Task: Below are some records; reproduce every one of them exactly.

Exercise data:
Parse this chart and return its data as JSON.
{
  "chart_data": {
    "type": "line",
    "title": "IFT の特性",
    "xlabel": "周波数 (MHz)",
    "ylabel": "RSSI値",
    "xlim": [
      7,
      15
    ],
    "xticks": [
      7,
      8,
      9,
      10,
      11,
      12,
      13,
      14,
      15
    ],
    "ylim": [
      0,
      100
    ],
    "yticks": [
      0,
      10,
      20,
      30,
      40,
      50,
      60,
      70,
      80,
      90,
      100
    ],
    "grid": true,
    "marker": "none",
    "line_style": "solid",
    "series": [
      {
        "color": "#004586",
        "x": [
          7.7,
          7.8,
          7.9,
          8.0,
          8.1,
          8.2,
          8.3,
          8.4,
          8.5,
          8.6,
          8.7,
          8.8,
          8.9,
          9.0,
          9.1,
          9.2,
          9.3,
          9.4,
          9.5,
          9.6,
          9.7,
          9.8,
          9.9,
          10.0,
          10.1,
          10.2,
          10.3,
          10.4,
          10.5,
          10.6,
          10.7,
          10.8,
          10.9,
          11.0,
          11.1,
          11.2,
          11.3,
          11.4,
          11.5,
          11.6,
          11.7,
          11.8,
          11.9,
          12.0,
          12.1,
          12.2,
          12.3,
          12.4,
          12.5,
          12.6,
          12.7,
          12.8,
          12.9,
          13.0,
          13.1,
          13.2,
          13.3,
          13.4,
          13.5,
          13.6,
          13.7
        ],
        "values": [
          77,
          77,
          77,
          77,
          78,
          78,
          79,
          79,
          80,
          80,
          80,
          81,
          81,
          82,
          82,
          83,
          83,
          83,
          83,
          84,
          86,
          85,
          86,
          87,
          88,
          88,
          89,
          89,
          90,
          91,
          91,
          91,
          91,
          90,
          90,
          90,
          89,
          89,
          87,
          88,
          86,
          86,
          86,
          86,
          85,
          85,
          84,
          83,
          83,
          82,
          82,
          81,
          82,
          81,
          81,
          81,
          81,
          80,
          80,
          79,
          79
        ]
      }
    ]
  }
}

Written answer:
Parse this chart and return its data as JSON.
{
  "chart_data": {
    "type": "line",
    "title": "IFT の特性",
    "xlabel": "周波数 (MHz)",
    "ylabel": "RSSI値",
    "xlim": [
      7,
      15
    ],
    "xticks": [
      7,
      8,
      9,
      10,
      11,
      12,
      13,
      14,
      15
    ],
    "ylim": [
      0,
      100
    ],
    "yticks": [
      0,
      10,
      20,
      30,
      40,
      50,
      60,
      70,
      80,
      90,
      100
    ],
    "grid": true,
    "marker": "none",
    "line_style": "solid",
    "series": [
      {
        "color": "#004586",
        "x": [
          7.7,
          7.8,
          7.9,
          8.0,
          8.1,
          8.2,
          8.3,
          8.4,
          8.5,
          8.6,
          8.7,
          8.8,
          8.9,
          9.0,
          9.1,
          9.2,
          9.3,
          9.4,
          9.5,
          9.6,
          9.7,
          9.8,
          9.9,
          10.0,
          10.1,
          10.2,
          10.3,
          10.4,
          10.5,
          10.6,
          10.7,
          10.8,
          10.9,
          11.0,
          11.1,
          11.2,
          11.3,
          11.4,
          11.5,
          11.6,
          11.7,
          11.8,
          11.9,
          12.0,
          12.1,
          12.2,
          12.3,
          12.4,
          12.5,
          12.6,
          12.7,
          12.8,
          12.9,
          13.0,
          13.1,
          13.2,
          13.3,
          13.4,
          13.5,
          13.6,
          13.7
        ],
        "values": [
          77,
          77,
          77,
          77,
          78,
          78,
          79,
          79,
          80,
          80,
          80,
          81,
          81,
          82,
          82,
          83,
          83,
          83,
          83,
          84,
          86,
          85,
          86,
          87,
          88,
          88,
          89,
          89,
          90,
          91,
          91,
          91,
          91,
          90,
          90,
          90,
          89,
          89,
          87,
          88,
          86,
          86,
          86,
          86,
          85,
          85,
          84,
          83,
          83,
          82,
          82,
          81,
          82,
          81,
          81,
          81,
          81,
          80,
          80,
          79,
          79
        ]
      }
    ]
  }
}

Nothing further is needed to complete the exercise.